> _SET TASK_
Each line that holds the word "this" counts once; report the total and nothing else.
— START OF DATA SUPPLIED —
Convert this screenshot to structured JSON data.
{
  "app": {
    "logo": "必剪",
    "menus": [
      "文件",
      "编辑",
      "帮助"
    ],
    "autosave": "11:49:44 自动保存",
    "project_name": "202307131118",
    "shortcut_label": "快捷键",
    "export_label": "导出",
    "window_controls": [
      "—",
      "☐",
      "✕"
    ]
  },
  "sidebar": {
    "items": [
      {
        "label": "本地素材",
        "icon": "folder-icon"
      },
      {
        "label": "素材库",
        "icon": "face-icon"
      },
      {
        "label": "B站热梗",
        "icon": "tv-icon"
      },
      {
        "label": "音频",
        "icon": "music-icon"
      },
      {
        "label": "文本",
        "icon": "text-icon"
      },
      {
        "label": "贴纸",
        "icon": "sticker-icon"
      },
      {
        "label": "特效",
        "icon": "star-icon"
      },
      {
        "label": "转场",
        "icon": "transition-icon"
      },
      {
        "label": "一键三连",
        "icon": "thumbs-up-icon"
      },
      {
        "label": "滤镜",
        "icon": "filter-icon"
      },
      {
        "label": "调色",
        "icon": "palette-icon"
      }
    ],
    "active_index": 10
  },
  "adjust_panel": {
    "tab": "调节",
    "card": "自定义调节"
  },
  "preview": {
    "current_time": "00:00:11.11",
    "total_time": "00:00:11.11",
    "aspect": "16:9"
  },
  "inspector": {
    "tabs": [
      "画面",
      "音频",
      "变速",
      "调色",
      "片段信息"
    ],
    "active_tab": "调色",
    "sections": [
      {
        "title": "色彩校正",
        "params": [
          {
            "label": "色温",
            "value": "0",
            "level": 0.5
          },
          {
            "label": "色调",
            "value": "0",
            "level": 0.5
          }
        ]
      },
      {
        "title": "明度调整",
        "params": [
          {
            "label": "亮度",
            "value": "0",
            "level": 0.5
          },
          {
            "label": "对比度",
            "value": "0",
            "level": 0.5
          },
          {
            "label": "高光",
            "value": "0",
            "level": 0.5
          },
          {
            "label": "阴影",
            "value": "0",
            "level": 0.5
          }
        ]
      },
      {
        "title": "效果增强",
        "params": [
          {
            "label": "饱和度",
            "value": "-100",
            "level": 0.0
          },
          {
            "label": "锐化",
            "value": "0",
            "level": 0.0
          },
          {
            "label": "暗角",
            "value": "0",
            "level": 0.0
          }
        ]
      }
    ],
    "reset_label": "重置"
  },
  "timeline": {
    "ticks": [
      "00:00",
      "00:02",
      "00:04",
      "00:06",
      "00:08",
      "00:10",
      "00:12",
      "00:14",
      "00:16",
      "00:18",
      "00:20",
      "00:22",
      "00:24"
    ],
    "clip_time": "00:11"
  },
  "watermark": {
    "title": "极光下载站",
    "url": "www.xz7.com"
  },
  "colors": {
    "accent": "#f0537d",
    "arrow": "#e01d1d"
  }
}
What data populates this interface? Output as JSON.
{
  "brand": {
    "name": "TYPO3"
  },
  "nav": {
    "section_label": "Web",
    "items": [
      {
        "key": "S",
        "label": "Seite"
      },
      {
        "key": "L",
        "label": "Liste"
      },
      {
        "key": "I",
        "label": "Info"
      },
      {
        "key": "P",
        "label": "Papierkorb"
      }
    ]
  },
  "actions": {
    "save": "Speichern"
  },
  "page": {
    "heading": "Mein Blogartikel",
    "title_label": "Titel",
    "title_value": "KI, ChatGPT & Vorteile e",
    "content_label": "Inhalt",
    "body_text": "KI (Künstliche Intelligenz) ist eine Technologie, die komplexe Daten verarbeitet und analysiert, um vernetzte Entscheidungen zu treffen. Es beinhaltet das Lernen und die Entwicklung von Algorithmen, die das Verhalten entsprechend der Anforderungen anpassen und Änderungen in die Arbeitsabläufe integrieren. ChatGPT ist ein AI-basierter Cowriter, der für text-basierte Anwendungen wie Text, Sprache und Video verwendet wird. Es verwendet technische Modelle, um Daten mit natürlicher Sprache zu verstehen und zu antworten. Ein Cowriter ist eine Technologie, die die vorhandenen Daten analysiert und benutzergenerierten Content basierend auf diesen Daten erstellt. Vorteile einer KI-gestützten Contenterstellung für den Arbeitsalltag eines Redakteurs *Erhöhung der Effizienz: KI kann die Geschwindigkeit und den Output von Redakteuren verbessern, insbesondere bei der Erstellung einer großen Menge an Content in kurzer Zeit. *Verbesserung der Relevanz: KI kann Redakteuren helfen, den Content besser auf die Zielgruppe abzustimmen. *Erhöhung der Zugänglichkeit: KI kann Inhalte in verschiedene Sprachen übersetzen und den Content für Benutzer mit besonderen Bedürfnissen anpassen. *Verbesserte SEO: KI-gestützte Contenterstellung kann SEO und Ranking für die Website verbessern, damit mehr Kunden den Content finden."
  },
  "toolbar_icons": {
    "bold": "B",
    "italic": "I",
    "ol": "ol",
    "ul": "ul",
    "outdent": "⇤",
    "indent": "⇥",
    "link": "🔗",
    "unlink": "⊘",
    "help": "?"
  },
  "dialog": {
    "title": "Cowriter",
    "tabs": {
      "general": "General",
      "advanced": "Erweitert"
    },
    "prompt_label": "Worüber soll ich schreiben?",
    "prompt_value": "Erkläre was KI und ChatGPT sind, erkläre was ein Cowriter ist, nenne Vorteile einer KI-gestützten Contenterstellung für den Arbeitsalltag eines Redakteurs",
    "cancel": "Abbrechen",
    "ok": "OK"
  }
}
— END OF DATA SUPPLIED —
> _REPLY_
2